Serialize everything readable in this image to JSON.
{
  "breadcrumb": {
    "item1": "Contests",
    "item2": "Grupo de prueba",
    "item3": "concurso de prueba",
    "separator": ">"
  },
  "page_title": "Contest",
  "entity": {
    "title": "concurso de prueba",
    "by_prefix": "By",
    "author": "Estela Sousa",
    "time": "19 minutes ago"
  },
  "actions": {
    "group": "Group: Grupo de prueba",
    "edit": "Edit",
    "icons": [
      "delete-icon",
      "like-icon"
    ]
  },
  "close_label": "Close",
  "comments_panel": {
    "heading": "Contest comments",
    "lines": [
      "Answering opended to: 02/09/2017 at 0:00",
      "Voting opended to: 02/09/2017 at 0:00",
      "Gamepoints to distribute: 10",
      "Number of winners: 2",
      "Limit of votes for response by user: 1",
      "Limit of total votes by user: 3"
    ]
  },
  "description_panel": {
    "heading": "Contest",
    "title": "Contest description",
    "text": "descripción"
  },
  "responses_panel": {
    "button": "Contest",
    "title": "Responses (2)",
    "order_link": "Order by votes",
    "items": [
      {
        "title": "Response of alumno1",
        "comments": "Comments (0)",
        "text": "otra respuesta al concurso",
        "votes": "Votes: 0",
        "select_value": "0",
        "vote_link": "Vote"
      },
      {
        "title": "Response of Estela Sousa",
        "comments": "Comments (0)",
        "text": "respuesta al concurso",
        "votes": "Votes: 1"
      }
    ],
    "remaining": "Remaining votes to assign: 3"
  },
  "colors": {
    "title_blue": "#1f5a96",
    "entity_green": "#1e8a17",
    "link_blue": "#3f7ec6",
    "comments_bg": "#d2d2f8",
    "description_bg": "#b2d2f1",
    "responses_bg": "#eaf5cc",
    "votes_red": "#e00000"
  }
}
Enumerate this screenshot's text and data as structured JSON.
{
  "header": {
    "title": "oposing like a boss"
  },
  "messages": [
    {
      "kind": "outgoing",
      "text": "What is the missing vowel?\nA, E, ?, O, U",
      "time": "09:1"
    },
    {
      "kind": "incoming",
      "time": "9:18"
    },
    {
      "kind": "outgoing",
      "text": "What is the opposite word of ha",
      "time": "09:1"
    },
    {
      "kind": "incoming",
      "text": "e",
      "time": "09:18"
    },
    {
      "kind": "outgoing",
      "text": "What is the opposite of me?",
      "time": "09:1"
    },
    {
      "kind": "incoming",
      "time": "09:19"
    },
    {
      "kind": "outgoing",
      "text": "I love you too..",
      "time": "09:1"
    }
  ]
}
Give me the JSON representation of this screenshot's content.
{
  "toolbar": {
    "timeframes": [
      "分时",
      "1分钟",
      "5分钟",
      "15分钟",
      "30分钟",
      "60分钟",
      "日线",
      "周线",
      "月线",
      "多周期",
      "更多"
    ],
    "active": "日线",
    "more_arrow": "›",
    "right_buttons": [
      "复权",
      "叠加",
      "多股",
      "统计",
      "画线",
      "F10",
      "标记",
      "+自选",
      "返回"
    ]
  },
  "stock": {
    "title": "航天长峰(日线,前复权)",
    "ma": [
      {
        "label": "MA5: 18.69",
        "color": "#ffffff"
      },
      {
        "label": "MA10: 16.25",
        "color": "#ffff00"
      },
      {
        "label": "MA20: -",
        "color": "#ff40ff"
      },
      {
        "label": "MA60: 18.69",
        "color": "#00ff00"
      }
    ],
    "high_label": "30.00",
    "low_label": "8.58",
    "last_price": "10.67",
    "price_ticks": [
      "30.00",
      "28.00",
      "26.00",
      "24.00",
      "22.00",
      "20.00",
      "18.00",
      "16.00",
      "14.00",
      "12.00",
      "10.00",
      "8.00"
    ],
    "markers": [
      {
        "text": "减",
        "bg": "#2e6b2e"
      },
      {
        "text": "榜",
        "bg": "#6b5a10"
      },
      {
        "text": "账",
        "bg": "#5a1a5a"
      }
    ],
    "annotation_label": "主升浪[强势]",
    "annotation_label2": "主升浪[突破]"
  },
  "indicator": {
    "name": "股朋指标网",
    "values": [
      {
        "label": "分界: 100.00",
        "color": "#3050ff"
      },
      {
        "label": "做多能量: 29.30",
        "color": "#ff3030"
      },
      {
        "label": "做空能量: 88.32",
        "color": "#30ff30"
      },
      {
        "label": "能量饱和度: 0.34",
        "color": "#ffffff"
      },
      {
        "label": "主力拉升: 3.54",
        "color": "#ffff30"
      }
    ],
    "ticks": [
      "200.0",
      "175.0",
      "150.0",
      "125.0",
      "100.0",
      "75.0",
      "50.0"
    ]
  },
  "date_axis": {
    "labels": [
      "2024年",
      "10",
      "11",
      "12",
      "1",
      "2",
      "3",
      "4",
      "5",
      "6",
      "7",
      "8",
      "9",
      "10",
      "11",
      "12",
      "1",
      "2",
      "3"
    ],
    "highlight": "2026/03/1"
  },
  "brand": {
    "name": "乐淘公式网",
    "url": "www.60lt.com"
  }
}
-------------------------
### To be done
Please restate the data word for word, every record included.

### Worked answer
Serialize everything readable in this image to JSON.
{
  "breadcrumb": {
    "item1": "Contests",
    "item2": "Grupo de prueba",
    "item3": "concurso de prueba",
    "separator": ">"
  },
  "page_title": "Contest",
  "entity": {
    "title": "concurso de prueba",
    "by_prefix": "By",
    "author": "Estela Sousa",
    "time": "19 minutes ago"
  },
  "actions": {
    "group": "Group: Grupo de prueba",
    "edit": "Edit",
    "icons": [
      "delete-icon",
      "like-icon"
    ]
  },
  "close_label": "Close",
  "comments_panel": {
    "heading": "Contest comments",
    "lines": [
      "Answering opended to: 02/09/2017 at 0:00",
      "Voting opended to: 02/09/2017 at 0:00",
      "Gamepoints to distribute: 10",
      "Number of winners: 2",
      "Limit of votes for response by user: 1",
      "Limit of total votes by user: 3"
    ]
  },
  "description_panel": {
    "heading": "Contest",
    "title": "Contest description",
    "text": "descripción"
  },
  "responses_panel": {
    "button": "Contest",
    "title": "Responses (2)",
    "order_link": "Order by votes",
    "items": [
      {
        "title": "Response of alumno1",
        "comments": "Comments (0)",
        "text": "otra respuesta al concurso",
        "votes": "Votes: 0",
        "select_value": "0",
        "vote_link": "Vote"
      },
      {
        "title": "Response of Estela Sousa",
        "comments": "Comments (0)",
        "text": "respuesta al concurso",
        "votes": "Votes: 1"
      }
    ],
    "remaining": "Remaining votes to assign: 3"
  },
  "colors": {
    "title_blue": "#1f5a96",
    "entity_green": "#1e8a17",
    "link_blue": "#3f7ec6",
    "comments_bg": "#d2d2f8",
    "description_bg": "#b2d2f1",
    "responses_bg": "#eaf5cc",
    "votes_red": "#e00000"
  }
}
Enumerate this screenshot's text and data as structured JSON.
{
  "header": {
    "title": "oposing like a boss"
  },
  "messages": [
    {
      "kind": "outgoing",
      "text": "What is the missing vowel?\nA, E, ?, O, U",
      "time": "09:1"
    },
    {
      "kind": "incoming",
      "time": "9:18"
    },
    {
      "kind": "outgoing",
      "text": "What is the opposite word of ha",
      "time": "09:1"
    },
    {
      "kind": "incoming",
      "text": "e",
      "time": "09:18"
    },
    {
      "kind": "outgoing",
      "text": "What is the opposite of me?",
      "time": "09:1"
    },
    {
      "kind": "incoming",
      "time": "09:19"
    },
    {
      "kind": "outgoing",
      "text": "I love you too..",
      "time": "09:1"
    }
  ]
}
Give me the JSON representation of this screenshot's content.
{
  "toolbar": {
    "timeframes": [
      "分时",
      "1分钟",
      "5分钟",
      "15分钟",
      "30分钟",
      "60分钟",
      "日线",
      "周线",
      "月线",
      "多周期",
      "更多"
    ],
    "active": "日线",
    "more_arrow": "›",
    "right_buttons": [
      "复权",
      "叠加",
      "多股",
      "统计",
      "画线",
      "F10",
      "标记",
      "+自选",
      "返回"
    ]
  },
  "stock": {
    "title": "航天长峰(日线,前复权)",
    "ma": [
      {
        "label": "MA5: 18.69",
        "color": "#ffffff"
      },
      {
        "label": "MA10: 16.25",
        "color": "#ffff00"
      },
      {
        "label": "MA20: -",
        "color": "#ff40ff"
      },
      {
        "label": "MA60: 18.69",
        "color": "#00ff00"
      }
    ],
    "high_label": "30.00",
    "low_label": "8.58",
    "last_price": "10.67",
    "price_ticks": [
      "30.00",
      "28.00",
      "26.00",
      "24.00",
      "22.00",
      "20.00",
      "18.00",
      "16.00",
      "14.00",
      "12.00",
      "10.00",
      "8.00"
    ],
    "markers": [
      {
        "text": "减",
        "bg": "#2e6b2e"
      },
      {
        "text": "榜",
        "bg": "#6b5a10"
      },
      {
        "text": "账",
        "bg": "#5a1a5a"
      }
    ],
    "annotation_label": "主升浪[强势]",
    "annotation_label2": "主升浪[突破]"
  },
  "indicator": {
    "name": "股朋指标网",
    "values": [
      {
        "label": "分界: 100.00",
        "color": "#3050ff"
      },
      {
        "label": "做多能量: 29.30",
        "color": "#ff3030"
      },
      {
        "label": "做空能量: 88.32",
        "color": "#30ff30"
      },
      {
        "label": "能量饱和度: 0.34",
        "color": "#ffffff"
      },
      {
        "label": "主力拉升: 3.54",
        "color": "#ffff30"
      }
    ],
    "ticks": [
      "200.0",
      "175.0",
      "150.0",
      "125.0",
      "100.0",
      "75.0",
      "50.0"
    ]
  },
  "date_axis": {
    "labels": [
      "2024年",
      "10",
      "11",
      "12",
      "1",
      "2",
      "3",
      "4",
      "5",
      "6",
      "7",
      "8",
      "9",
      "10",
      "11",
      "12",
      "1",
      "2",
      "3"
    ],
    "highlight": "2026/03/1"
  },
  "brand": {
    "name": "乐淘公式网",
    "url": "www.60lt.com"
  }
}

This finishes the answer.